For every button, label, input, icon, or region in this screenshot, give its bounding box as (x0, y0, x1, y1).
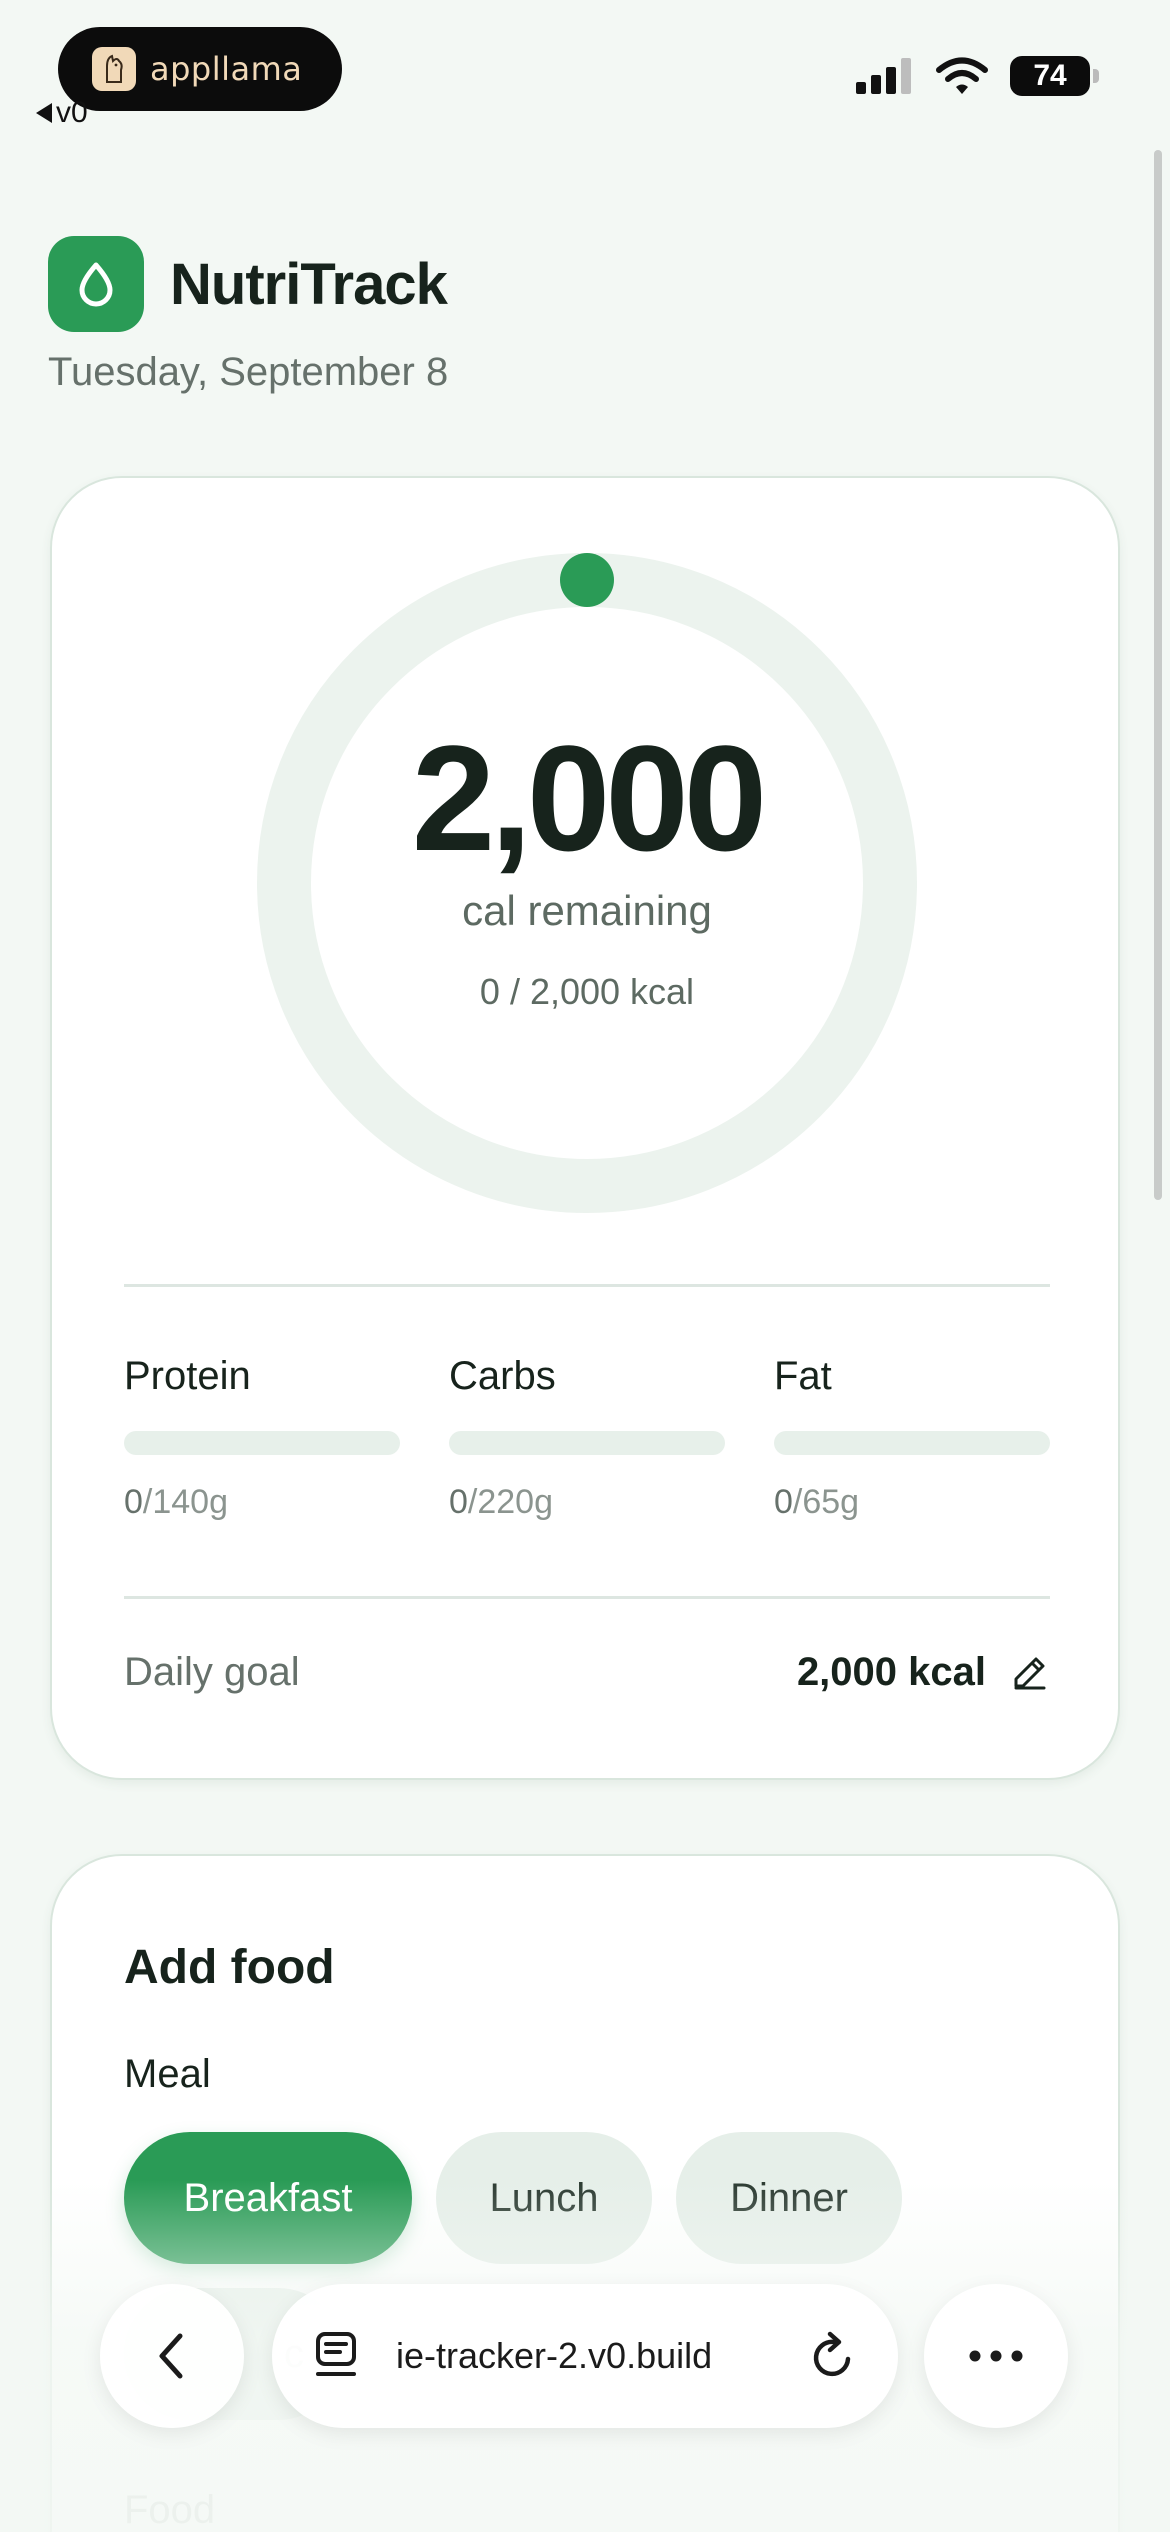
status-bar: appllama v0 74 (0, 0, 1170, 140)
calorie-ring: 2,000 cal remaining 0 / 2,000 kcal (256, 552, 918, 1214)
macro-target: /220g (467, 1483, 554, 1521)
reload-icon[interactable] (808, 2329, 858, 2383)
llama-icon (92, 47, 136, 91)
url-text: ie-tracker-2.v0.build (396, 2335, 713, 2376)
droplet-icon (48, 236, 144, 332)
ring-center: 2,000 cal remaining 0 / 2,000 kcal (256, 552, 918, 1214)
battery-indicator: 74 (1010, 56, 1099, 96)
macro-name: Fat (774, 1354, 832, 1398)
macro-name: Protein (124, 1354, 251, 1398)
back-to-v0-link[interactable]: v0 (36, 96, 88, 130)
divider (124, 1596, 1050, 1599)
meal-label: Meal (124, 2052, 211, 2096)
macro-name: Carbs (449, 1354, 556, 1398)
divider (124, 1284, 1050, 1287)
macro-target: /65g (792, 1483, 860, 1521)
macro-carbs: Carbs 0/220g (449, 1354, 725, 1522)
macro-amount: 0/220g (449, 1483, 725, 1522)
macro-amount: 0/140g (124, 1483, 400, 1522)
appllama-pill[interactable]: appllama (58, 27, 342, 111)
meal-chip-lunch[interactable]: Lunch (436, 2132, 652, 2264)
browser-more-button[interactable] (924, 2284, 1068, 2428)
macro-progress-bar (124, 1431, 400, 1455)
current-date: Tuesday, September 8 (48, 350, 449, 394)
cellular-signal-icon (856, 58, 911, 94)
calories-consumed-summary: 0 / 2,000 kcal (479, 971, 695, 1012)
page-title: NutriTrack (170, 251, 448, 317)
macro-progress-bar (774, 1431, 1050, 1455)
pencil-icon[interactable] (1008, 1652, 1050, 1694)
status-icons: 74 (856, 56, 1099, 96)
macro-fat: Fat 0/65g (774, 1354, 1050, 1522)
meal-chip-breakfast[interactable]: Breakfast (124, 2132, 412, 2264)
macro-current: 0 (449, 1483, 468, 1521)
browser-toolbar: ie-tracker-2.v0.build (0, 2284, 1170, 2432)
add-food-title: Add food (124, 1941, 335, 1994)
meal-selector: Breakfast Lunch Dinner (124, 2132, 902, 2264)
address-bar[interactable]: ie-tracker-2.v0.build (272, 2284, 898, 2428)
daily-goal-edit[interactable]: 2,000 kcal (797, 1650, 1050, 1695)
browser-back-button[interactable] (100, 2284, 244, 2428)
macro-target: /140g (142, 1483, 229, 1521)
macro-current: 0 (774, 1483, 793, 1521)
tabs-icon (316, 2332, 356, 2376)
back-triangle-icon (36, 103, 52, 123)
chevron-left-icon (159, 2333, 183, 2379)
macro-protein: Protein 0/140g (124, 1354, 400, 1522)
more-dots-icon (969, 2350, 1023, 2362)
food-label: Food (124, 2488, 216, 2532)
calories-remaining-value: 2,000 (411, 714, 767, 882)
macro-current: 0 (124, 1483, 143, 1521)
wifi-icon (936, 57, 988, 94)
page-scrollbar[interactable] (1154, 150, 1162, 1200)
macros-row: Protein 0/140g Carbs 0/220g Fat 0/65g (124, 1354, 1050, 1522)
daily-goal-label: Daily goal (124, 1650, 300, 1694)
macro-progress-bar (449, 1431, 725, 1455)
calorie-summary-card: 2,000 cal remaining 0 / 2,000 kcal Prote… (50, 476, 1120, 1780)
back-label: v0 (56, 96, 88, 129)
appllama-label: appllama (150, 50, 303, 88)
daily-goal-value: 2,000 kcal (796, 1650, 986, 1694)
meal-chip-dinner[interactable]: Dinner (676, 2132, 902, 2264)
calories-remaining-label: cal remaining (462, 887, 712, 934)
daily-goal-row: Daily goal 2,000 kcal (124, 1650, 1050, 1695)
app-header: NutriTrack (48, 236, 448, 332)
battery-level: 74 (1033, 59, 1067, 92)
macro-amount: 0/65g (774, 1483, 1050, 1522)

- _Task to complete_:
Copy every line of the listing where the word "page" appears.

- _Response to the exercise_:
page-title: NutriTrack (170, 251, 448, 317)
page-scrollbar[interactable] (1154, 150, 1162, 1200)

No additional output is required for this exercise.